Aim of the exercise => Copy out each line in the material below that has the word "pulled".

╭─ Task material

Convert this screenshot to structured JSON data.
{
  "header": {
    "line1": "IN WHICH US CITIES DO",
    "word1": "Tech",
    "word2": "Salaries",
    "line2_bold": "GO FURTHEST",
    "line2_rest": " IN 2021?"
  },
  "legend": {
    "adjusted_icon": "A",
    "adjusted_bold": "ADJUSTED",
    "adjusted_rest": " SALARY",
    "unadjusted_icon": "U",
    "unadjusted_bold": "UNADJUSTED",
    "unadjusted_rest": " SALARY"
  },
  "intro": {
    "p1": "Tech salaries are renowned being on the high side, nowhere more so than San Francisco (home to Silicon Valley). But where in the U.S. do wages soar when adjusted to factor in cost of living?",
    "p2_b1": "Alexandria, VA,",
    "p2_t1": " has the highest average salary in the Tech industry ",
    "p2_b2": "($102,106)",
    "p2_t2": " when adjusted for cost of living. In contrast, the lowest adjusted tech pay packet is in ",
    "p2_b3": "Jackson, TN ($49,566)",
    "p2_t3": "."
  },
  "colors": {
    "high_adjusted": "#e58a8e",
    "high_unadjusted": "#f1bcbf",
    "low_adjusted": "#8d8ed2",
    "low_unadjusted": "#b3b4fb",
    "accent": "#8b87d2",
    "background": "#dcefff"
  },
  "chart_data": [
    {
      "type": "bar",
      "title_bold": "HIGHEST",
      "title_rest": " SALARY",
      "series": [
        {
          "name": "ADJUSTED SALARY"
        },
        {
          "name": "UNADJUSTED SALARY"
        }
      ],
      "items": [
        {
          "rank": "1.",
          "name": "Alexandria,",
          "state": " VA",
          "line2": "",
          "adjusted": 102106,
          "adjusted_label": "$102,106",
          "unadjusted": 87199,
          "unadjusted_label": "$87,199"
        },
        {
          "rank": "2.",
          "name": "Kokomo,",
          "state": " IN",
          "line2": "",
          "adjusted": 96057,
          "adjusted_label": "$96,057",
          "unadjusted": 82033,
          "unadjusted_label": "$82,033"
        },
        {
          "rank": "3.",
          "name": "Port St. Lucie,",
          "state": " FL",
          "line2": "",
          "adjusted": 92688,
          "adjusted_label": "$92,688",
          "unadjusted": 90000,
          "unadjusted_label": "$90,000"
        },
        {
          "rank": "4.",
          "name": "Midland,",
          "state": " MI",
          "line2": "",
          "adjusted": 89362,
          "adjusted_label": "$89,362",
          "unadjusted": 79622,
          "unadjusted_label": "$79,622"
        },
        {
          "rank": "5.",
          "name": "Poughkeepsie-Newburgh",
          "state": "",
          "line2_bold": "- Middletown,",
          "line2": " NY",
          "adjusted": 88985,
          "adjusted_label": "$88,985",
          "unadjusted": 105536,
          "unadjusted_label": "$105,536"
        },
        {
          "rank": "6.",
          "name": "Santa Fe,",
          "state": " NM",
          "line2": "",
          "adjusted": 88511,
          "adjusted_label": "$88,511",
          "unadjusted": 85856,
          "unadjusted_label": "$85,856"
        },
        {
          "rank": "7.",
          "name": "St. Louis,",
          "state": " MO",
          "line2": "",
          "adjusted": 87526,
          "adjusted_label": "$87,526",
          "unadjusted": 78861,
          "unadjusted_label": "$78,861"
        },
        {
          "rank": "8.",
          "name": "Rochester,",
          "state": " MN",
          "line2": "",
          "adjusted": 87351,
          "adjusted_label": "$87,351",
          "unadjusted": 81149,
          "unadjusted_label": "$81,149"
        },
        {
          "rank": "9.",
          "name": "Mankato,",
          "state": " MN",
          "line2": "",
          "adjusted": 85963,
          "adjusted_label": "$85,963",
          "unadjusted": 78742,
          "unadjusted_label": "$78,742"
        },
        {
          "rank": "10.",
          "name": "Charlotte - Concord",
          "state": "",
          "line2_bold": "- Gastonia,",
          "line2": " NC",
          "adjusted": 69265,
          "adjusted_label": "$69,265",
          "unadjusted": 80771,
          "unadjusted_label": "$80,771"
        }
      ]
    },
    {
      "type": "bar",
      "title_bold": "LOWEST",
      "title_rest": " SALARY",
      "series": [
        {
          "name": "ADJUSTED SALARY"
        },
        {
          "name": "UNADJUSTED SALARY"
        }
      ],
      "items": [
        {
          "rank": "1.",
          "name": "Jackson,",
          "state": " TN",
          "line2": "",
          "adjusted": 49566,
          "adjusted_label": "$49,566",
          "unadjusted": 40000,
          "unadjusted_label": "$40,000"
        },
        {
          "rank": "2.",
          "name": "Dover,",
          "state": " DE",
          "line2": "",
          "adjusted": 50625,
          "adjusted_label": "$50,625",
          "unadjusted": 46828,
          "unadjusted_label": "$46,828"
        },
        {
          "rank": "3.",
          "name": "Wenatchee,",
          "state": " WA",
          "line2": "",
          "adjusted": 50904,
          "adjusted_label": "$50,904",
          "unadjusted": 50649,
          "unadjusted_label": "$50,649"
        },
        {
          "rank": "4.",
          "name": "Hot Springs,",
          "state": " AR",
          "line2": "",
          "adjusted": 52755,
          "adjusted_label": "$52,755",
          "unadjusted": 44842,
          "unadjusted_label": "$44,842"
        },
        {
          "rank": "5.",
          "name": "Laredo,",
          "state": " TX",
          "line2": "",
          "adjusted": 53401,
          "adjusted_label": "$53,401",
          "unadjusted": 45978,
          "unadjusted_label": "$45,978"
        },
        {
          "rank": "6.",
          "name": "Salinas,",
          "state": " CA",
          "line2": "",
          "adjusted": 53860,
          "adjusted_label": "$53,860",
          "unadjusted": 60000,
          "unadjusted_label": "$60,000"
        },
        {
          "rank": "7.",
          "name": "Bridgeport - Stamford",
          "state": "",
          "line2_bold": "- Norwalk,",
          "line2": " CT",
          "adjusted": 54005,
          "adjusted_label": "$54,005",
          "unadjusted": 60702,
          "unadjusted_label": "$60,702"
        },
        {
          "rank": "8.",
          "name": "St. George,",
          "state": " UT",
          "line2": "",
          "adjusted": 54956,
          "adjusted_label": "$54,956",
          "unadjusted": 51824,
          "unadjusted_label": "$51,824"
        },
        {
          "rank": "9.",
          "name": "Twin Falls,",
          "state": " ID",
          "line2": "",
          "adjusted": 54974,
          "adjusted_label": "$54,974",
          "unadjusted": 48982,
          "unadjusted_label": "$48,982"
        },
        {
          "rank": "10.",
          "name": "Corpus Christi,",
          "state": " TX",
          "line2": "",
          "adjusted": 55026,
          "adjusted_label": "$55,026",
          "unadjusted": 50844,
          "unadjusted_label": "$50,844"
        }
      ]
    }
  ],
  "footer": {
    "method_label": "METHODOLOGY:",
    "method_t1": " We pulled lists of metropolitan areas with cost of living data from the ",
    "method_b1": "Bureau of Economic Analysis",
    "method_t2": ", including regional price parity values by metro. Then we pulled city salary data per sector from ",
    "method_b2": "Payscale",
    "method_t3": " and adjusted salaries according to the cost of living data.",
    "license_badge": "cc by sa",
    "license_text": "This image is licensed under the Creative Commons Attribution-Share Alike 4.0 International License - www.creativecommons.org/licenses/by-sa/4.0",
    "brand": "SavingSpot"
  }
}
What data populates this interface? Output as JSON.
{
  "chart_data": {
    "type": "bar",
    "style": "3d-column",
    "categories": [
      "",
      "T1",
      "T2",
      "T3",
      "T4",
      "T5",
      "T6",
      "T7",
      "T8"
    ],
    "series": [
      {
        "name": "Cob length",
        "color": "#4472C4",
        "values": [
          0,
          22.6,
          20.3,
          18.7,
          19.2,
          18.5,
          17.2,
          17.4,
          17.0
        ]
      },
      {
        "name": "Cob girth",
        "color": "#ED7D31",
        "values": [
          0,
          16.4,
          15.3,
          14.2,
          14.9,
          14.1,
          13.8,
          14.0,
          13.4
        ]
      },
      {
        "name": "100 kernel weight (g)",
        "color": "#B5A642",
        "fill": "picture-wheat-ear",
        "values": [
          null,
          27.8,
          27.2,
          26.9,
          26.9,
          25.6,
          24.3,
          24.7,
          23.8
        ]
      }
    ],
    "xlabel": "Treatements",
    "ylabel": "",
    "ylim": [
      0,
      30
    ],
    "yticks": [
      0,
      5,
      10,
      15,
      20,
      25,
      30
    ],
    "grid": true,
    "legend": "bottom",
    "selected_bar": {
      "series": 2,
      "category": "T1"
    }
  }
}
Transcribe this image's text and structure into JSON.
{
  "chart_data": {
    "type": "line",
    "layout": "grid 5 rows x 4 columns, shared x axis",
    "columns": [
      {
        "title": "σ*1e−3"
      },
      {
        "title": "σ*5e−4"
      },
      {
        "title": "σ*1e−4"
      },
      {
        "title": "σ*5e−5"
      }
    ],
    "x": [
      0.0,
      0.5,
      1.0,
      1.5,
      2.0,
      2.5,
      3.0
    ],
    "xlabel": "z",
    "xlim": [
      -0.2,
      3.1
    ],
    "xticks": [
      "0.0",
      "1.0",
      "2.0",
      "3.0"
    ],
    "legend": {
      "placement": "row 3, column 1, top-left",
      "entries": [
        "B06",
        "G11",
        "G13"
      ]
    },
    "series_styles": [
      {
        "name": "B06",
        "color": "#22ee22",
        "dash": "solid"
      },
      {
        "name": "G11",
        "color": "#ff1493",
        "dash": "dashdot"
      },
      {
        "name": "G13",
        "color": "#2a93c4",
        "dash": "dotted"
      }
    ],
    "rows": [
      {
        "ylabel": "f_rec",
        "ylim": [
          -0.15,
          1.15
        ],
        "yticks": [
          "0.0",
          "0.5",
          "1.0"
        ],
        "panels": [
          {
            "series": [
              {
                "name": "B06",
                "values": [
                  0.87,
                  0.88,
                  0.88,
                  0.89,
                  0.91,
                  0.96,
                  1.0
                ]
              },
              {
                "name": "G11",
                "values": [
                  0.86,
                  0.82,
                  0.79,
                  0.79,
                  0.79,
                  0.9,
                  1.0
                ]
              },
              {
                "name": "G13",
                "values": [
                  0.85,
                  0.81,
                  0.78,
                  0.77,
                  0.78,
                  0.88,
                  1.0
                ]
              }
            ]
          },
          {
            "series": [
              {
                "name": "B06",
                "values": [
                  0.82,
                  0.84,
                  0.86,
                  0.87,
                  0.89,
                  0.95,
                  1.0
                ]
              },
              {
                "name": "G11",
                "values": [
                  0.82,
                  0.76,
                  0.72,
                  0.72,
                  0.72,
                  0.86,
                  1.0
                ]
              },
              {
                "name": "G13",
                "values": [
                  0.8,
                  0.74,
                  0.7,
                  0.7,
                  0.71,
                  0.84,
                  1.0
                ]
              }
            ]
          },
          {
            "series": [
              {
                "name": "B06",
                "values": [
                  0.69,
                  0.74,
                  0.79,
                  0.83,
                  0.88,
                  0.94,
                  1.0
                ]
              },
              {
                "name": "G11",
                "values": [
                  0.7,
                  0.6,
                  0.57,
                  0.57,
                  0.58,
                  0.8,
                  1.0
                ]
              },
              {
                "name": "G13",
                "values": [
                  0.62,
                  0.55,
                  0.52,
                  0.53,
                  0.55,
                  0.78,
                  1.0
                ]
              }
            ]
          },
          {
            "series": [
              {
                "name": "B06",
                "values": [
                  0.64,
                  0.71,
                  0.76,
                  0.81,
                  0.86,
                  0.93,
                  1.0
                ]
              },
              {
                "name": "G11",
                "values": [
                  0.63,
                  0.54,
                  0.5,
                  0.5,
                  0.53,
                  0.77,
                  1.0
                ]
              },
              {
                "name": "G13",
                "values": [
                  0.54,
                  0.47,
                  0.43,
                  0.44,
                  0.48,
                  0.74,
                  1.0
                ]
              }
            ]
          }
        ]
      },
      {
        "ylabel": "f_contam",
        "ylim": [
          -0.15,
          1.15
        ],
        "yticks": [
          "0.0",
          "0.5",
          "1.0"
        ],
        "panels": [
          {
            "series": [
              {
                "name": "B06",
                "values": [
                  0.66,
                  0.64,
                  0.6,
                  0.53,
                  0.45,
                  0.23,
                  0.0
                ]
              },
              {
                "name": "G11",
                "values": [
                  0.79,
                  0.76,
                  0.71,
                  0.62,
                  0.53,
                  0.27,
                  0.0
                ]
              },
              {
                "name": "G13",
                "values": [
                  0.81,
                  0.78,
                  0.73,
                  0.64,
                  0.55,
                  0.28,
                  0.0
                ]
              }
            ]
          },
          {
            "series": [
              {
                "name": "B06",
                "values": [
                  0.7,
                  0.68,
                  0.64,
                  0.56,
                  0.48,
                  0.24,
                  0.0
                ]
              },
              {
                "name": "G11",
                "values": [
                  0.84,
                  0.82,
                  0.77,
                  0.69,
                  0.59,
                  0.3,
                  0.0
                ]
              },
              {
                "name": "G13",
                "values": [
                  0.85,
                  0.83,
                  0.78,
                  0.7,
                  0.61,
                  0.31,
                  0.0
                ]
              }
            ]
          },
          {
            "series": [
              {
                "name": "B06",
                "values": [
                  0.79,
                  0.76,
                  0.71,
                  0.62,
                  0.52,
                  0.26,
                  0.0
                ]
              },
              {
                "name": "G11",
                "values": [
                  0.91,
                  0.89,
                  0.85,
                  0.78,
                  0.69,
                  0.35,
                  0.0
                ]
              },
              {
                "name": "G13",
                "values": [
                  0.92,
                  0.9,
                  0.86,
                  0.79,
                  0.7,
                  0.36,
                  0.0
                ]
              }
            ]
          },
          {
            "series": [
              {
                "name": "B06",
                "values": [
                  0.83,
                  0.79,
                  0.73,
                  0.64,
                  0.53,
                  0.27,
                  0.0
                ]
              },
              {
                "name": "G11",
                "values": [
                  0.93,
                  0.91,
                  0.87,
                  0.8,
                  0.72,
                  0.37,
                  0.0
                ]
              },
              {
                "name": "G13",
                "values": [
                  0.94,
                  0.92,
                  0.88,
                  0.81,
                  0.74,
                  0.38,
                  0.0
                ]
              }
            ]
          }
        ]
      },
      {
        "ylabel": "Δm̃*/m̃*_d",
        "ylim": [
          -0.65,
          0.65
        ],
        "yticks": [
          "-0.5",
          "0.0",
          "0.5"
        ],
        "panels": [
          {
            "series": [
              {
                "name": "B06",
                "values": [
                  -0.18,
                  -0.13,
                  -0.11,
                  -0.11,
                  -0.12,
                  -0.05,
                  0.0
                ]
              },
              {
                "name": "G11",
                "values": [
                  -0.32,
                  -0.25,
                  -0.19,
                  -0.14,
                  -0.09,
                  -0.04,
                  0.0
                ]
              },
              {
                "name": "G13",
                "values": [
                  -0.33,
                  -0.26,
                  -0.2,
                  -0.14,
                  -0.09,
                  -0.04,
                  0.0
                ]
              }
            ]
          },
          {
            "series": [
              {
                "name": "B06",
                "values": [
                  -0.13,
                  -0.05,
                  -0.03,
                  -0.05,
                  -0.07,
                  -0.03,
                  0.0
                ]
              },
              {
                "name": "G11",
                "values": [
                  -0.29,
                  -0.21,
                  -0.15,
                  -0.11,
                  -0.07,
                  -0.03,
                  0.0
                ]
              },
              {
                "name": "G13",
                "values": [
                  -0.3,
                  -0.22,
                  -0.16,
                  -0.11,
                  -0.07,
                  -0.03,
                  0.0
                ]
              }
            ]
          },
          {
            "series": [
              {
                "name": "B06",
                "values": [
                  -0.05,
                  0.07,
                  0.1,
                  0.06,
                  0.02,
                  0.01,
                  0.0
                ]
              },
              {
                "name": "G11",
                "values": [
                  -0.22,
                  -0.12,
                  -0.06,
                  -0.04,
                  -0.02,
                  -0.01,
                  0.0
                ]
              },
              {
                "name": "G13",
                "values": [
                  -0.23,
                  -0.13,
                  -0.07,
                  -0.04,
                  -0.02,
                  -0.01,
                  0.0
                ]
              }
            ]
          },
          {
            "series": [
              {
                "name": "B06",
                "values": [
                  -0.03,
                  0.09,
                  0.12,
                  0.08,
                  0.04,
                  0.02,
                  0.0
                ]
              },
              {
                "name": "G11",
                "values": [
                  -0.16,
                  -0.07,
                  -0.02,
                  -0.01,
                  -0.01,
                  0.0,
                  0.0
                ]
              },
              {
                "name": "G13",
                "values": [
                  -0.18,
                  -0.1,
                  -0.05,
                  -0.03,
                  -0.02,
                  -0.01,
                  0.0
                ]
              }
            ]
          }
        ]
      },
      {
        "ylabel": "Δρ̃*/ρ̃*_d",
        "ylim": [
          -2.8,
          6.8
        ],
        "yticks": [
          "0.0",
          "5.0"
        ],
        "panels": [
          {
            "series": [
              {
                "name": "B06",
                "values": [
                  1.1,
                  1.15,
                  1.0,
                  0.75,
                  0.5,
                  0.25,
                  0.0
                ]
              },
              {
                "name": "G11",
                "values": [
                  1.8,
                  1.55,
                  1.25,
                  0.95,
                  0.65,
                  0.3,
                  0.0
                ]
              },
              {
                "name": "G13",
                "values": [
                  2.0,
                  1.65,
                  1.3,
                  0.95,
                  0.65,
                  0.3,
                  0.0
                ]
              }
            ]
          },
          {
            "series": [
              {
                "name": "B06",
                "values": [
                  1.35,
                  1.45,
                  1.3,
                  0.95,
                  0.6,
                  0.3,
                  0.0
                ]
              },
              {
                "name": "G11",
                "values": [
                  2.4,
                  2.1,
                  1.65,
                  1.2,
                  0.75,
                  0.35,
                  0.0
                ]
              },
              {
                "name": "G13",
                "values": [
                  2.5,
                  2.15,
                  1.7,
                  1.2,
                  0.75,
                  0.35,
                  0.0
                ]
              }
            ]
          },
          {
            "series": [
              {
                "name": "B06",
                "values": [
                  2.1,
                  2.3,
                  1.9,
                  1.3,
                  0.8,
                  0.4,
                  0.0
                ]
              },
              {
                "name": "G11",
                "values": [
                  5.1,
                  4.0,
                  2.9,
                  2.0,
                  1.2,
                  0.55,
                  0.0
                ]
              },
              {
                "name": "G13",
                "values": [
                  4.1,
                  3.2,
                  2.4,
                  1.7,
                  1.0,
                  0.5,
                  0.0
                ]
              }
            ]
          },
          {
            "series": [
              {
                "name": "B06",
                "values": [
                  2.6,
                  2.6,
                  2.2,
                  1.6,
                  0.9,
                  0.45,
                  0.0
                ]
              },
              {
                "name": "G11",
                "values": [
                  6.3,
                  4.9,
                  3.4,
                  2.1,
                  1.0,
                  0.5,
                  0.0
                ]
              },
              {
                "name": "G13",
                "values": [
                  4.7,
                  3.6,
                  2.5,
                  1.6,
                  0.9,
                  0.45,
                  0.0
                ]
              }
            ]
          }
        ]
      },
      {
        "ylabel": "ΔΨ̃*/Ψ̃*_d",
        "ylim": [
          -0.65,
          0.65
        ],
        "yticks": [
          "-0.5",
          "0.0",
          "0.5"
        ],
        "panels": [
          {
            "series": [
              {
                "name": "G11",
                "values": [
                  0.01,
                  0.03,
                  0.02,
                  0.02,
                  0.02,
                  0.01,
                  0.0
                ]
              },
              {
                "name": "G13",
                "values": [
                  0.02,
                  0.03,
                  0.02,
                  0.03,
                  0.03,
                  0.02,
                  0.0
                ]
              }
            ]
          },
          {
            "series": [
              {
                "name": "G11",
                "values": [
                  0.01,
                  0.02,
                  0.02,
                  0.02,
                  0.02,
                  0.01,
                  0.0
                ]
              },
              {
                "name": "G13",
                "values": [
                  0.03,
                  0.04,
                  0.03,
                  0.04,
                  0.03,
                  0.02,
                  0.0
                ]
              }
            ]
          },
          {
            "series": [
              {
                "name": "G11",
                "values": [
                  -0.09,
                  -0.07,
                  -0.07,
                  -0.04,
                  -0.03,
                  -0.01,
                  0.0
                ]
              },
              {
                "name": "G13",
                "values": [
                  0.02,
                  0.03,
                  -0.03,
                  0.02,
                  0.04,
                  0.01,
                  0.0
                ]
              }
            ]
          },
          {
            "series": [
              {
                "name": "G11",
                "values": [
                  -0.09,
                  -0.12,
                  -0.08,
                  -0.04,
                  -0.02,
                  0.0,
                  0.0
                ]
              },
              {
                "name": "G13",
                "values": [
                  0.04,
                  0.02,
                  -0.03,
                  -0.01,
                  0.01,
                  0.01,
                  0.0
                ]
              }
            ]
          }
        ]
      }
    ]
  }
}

╰─

Result of this exercise =>
    "method_t1": " We pulled lists of metropolitan areas with cost of living data from the ",
    "method_t2": ", including regional price parity values by metro. Then we pulled city salary data per sector from ",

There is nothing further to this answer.